#### [What you are asked to do]
Among the entries, which lines carry the string "Zhang"? Copy each of them.

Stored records
━━━━━━━━

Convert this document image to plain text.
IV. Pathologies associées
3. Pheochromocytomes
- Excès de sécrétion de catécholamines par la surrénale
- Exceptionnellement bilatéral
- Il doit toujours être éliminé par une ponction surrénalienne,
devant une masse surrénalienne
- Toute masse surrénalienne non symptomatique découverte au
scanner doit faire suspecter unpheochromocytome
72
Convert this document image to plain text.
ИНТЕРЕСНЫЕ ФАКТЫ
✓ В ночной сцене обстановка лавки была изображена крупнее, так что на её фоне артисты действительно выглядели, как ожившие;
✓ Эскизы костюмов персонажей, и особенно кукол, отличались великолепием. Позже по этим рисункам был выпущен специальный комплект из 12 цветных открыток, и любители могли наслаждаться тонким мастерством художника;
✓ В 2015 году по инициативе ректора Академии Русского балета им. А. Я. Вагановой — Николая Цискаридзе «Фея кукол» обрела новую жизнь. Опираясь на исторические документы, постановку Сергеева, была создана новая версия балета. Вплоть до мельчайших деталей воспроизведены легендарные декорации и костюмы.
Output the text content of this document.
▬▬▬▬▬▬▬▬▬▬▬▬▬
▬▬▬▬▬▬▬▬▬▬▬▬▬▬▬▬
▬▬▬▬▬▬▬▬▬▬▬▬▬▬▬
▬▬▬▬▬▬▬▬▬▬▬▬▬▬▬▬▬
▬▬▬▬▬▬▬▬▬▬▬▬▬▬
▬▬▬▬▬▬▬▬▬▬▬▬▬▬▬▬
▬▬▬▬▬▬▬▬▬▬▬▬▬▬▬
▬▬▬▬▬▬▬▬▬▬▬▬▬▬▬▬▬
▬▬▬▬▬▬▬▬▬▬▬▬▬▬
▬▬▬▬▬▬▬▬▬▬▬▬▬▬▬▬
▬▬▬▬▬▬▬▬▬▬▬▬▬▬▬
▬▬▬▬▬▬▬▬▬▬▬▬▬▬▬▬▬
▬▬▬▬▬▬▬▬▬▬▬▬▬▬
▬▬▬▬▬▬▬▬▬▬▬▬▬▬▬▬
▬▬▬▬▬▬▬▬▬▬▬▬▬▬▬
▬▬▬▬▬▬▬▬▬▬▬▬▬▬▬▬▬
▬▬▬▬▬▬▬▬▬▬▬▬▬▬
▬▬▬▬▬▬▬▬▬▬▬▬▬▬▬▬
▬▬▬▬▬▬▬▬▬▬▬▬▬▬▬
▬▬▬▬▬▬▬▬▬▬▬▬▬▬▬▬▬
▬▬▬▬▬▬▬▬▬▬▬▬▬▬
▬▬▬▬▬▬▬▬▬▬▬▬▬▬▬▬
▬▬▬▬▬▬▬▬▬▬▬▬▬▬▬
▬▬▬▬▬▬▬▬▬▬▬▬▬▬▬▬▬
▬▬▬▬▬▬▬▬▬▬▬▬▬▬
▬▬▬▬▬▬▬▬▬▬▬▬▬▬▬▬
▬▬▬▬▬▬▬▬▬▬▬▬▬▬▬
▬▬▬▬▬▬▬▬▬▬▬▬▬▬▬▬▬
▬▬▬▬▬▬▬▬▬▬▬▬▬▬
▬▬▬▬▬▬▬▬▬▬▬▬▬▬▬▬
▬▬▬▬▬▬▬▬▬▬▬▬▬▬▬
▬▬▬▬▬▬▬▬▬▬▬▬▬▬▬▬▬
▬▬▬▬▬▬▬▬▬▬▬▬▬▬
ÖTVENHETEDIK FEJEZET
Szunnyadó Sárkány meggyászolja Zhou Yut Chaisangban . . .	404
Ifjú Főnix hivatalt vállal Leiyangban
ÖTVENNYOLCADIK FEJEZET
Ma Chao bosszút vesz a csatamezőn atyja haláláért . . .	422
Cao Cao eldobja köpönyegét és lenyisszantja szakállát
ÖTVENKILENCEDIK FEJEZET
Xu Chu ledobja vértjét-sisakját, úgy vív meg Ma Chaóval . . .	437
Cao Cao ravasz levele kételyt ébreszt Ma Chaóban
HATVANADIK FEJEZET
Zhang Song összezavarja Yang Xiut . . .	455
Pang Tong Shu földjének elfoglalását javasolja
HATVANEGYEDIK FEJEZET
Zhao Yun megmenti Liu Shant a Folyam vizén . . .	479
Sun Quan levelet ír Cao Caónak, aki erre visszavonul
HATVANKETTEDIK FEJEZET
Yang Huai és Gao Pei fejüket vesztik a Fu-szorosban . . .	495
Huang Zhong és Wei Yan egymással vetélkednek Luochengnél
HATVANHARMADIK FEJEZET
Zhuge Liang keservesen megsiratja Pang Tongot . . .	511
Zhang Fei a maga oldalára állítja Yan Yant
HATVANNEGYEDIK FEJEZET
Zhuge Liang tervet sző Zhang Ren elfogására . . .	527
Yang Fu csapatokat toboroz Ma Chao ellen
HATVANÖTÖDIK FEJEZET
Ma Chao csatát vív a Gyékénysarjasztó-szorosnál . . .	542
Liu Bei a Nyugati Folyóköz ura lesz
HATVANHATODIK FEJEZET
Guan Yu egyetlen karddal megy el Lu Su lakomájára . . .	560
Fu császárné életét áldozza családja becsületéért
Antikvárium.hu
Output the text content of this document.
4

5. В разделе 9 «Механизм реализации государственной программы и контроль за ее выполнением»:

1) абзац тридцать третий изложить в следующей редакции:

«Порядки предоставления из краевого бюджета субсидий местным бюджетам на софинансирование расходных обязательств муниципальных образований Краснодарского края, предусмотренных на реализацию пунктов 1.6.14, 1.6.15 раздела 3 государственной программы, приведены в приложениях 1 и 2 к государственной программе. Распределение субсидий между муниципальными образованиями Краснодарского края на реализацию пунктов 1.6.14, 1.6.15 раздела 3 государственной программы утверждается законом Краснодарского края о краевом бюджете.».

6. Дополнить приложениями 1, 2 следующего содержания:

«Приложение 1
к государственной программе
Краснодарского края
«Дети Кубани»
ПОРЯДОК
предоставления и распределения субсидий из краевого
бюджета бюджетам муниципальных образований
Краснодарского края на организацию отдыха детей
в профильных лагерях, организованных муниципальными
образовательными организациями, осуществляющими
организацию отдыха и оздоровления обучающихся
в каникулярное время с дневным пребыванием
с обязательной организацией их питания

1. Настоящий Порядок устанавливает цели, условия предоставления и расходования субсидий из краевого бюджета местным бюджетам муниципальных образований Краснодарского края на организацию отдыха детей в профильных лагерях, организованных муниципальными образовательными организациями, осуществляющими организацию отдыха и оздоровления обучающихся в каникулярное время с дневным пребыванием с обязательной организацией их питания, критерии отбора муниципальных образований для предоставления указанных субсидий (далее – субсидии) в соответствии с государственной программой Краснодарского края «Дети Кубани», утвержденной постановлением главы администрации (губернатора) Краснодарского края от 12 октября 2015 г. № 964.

━━━━━━━━

#### [Answer to this exercise]
Zhang Song összezavarja Yang Xiut . . .	455
Zhang Fei a maga oldalára állítja Yan Yant
Zhuge Liang tervet sző Zhang Ren elfogására . . .	527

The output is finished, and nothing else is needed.